SHORT PROBLEM
Copy verbatim everything from the start of the records down to the line containing "y-tick-label: 0.55 [86,407,119,425]", with that line included.

——

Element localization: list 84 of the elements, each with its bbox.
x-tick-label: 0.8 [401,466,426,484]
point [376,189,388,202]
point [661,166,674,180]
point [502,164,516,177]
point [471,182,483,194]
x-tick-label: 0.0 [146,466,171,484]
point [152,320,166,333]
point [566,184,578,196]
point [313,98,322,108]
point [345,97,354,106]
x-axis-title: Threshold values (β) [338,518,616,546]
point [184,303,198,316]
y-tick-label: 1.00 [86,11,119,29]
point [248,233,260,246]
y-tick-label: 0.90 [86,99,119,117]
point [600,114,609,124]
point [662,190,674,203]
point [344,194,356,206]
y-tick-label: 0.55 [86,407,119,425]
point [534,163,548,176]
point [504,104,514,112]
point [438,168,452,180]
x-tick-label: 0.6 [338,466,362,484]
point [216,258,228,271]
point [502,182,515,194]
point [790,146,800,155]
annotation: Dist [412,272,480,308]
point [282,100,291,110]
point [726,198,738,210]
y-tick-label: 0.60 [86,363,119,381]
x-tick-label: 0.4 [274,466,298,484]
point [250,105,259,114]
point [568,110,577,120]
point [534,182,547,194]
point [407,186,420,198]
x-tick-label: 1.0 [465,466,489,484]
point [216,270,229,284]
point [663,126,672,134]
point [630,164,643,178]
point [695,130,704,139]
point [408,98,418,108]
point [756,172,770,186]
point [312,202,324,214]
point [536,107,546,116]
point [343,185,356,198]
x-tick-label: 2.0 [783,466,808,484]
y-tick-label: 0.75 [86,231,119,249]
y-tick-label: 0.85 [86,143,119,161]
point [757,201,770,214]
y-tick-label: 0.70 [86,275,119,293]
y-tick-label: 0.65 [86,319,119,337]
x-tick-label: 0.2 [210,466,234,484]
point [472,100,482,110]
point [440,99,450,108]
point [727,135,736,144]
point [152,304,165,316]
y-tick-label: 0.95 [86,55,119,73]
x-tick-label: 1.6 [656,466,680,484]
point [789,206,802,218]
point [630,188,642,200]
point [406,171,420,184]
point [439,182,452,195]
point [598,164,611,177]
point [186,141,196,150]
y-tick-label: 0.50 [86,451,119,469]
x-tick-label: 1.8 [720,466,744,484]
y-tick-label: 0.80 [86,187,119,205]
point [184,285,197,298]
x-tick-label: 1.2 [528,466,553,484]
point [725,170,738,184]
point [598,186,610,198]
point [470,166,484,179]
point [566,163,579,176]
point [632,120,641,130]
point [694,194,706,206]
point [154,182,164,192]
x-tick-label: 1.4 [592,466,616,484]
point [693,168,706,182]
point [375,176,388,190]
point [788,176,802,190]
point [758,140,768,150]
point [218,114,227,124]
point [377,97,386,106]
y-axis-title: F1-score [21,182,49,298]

——

SOLVED EXERCISE
Element localization: list 84 of the elements, each with its bbox.
x-tick-label: 0.8 [401,466,426,484]
point [376,189,388,202]
point [661,166,674,180]
point [502,164,516,177]
point [471,182,483,194]
x-tick-label: 0.0 [146,466,171,484]
point [152,320,166,333]
point [566,184,578,196]
point [313,98,322,108]
point [345,97,354,106]
x-axis-title: Threshold values (β) [338,518,616,546]
point [184,303,198,316]
y-tick-label: 1.00 [86,11,119,29]
point [248,233,260,246]
y-tick-label: 0.90 [86,99,119,117]
point [600,114,609,124]
point [662,190,674,203]
point [344,194,356,206]
y-tick-label: 0.55 [86,407,119,425]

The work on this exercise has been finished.